##### RECORDED DATA

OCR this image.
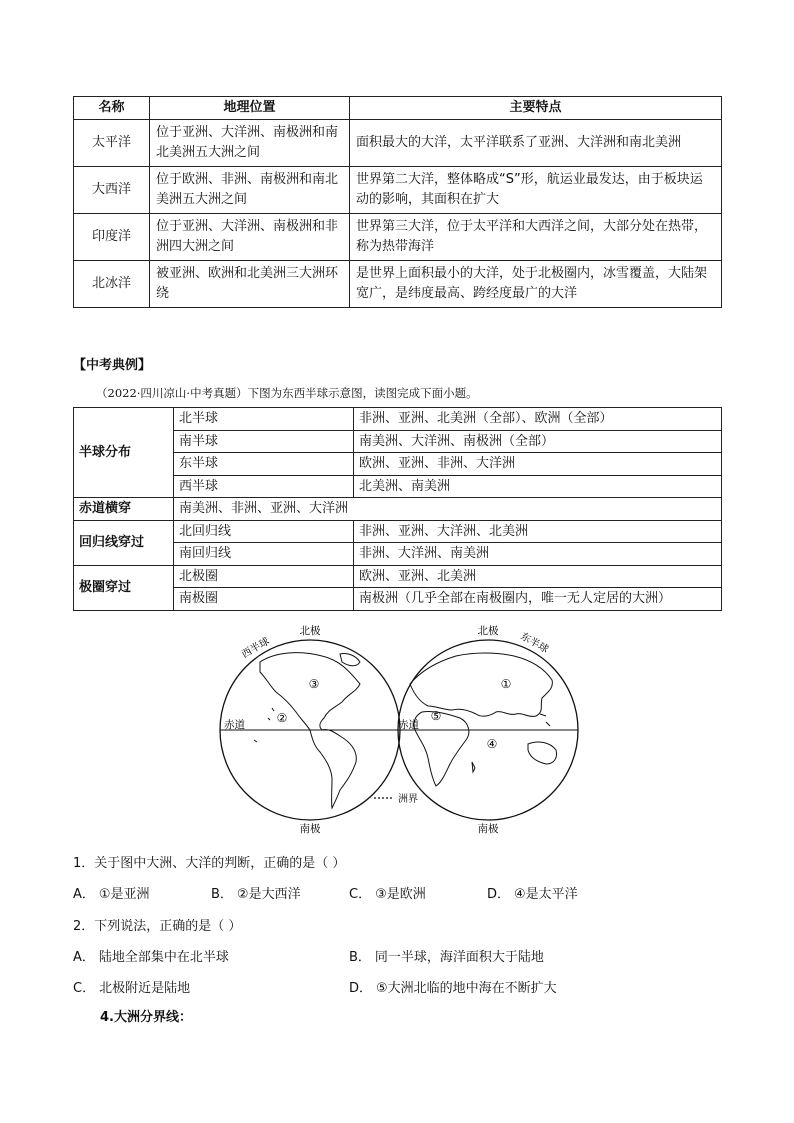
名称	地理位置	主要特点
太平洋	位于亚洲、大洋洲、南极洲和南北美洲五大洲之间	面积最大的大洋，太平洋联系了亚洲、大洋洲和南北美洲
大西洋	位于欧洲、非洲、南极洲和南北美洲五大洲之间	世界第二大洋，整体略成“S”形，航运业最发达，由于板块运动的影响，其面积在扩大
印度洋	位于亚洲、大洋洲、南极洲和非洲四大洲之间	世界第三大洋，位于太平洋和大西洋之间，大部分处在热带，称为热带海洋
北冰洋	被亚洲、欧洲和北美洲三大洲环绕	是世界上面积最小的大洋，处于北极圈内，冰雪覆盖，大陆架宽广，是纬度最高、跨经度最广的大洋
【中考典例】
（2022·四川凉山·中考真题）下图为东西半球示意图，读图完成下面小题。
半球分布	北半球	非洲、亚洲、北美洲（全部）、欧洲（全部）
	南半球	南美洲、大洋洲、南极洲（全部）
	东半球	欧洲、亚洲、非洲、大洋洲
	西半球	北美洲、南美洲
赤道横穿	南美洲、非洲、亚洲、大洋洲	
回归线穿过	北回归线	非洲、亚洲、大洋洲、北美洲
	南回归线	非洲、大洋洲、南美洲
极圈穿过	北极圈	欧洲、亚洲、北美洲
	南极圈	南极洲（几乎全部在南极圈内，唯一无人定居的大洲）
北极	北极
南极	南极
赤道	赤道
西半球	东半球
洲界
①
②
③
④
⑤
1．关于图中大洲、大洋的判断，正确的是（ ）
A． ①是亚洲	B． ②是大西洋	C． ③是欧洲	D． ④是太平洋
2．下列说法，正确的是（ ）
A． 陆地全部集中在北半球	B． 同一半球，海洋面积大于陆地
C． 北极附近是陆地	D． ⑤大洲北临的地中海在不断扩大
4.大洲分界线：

##########

Pull out each line containing the word "位于亚洲" and copy it.

太平洋	位于亚洲、大洋洲、南极洲和南北美洲五大洲之间	面积最大的大洋，太平洋联系了亚洲、大洋洲和南北美洲
印度洋	位于亚洲、大洋洲、南极洲和非洲四大洲之间	世界第三大洋，位于太平洋和大西洋之间，大部分处在热带，称为热带海洋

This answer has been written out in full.